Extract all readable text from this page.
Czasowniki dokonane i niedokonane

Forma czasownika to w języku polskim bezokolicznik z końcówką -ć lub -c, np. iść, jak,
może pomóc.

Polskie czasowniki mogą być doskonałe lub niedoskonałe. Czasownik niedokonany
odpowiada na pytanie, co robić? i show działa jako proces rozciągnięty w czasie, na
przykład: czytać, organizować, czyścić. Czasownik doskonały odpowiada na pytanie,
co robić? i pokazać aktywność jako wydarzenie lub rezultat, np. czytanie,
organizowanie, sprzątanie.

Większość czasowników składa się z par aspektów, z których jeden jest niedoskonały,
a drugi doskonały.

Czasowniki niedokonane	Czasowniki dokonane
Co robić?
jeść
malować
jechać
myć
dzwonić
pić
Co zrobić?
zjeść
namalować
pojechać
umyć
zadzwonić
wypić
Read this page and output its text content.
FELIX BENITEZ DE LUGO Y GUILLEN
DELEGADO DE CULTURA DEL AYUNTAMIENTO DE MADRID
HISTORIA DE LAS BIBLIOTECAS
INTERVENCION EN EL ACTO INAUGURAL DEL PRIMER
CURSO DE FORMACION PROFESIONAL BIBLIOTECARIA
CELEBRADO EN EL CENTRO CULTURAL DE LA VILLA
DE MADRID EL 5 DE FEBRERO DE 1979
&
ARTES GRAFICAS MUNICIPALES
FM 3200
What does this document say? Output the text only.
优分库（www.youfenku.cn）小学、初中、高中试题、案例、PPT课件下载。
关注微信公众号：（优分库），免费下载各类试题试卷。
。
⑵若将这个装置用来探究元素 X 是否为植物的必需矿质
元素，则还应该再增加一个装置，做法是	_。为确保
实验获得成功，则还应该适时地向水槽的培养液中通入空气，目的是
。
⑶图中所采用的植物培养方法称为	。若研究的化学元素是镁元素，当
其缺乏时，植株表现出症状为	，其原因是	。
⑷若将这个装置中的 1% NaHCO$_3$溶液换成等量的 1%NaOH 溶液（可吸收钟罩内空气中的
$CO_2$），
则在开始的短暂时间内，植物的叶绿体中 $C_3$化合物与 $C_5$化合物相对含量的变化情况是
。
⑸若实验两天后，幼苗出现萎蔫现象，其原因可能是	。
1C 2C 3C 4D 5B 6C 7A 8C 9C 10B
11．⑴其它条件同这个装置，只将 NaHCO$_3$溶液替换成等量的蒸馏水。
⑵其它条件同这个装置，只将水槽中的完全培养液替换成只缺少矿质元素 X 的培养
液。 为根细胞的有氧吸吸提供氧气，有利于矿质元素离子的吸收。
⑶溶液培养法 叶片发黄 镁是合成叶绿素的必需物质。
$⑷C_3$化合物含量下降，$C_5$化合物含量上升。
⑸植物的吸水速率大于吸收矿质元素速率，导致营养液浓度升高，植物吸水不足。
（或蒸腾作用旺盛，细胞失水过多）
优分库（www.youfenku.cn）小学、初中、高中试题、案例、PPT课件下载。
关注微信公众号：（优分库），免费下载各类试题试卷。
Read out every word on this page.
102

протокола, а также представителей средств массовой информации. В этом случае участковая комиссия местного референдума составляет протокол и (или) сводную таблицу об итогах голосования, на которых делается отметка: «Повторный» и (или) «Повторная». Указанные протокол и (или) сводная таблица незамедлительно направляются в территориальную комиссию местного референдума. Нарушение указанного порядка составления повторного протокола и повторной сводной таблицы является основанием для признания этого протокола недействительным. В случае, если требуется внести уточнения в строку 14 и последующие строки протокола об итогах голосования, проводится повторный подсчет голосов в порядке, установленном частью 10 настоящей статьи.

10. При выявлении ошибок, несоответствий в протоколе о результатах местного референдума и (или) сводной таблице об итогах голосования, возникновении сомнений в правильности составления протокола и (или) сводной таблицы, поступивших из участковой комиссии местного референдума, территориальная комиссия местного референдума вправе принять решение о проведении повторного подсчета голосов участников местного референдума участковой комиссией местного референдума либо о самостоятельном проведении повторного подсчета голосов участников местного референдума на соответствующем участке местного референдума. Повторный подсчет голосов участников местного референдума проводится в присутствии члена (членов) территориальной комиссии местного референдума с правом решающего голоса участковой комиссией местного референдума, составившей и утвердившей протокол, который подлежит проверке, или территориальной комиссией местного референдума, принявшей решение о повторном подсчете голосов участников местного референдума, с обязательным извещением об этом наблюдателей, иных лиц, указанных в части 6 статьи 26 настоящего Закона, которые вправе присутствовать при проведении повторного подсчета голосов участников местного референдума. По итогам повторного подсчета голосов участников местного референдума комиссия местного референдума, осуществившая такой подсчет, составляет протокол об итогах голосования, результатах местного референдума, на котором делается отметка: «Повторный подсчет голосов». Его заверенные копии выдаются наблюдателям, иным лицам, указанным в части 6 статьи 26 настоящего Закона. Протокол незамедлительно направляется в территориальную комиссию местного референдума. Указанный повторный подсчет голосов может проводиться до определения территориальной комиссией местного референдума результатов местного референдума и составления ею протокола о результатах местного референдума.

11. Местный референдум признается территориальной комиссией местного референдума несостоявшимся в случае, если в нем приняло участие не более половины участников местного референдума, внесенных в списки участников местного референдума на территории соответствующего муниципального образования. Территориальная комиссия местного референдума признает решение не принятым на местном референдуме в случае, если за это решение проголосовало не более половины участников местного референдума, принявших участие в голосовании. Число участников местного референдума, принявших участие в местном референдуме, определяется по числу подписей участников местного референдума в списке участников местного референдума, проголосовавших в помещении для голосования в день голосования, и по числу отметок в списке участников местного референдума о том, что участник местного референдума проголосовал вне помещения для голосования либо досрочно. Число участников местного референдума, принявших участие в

------------------------------------------------------------

Set task | Determine the number of lines where the string "dokonane" occurs, and give that number only.

The reply | 2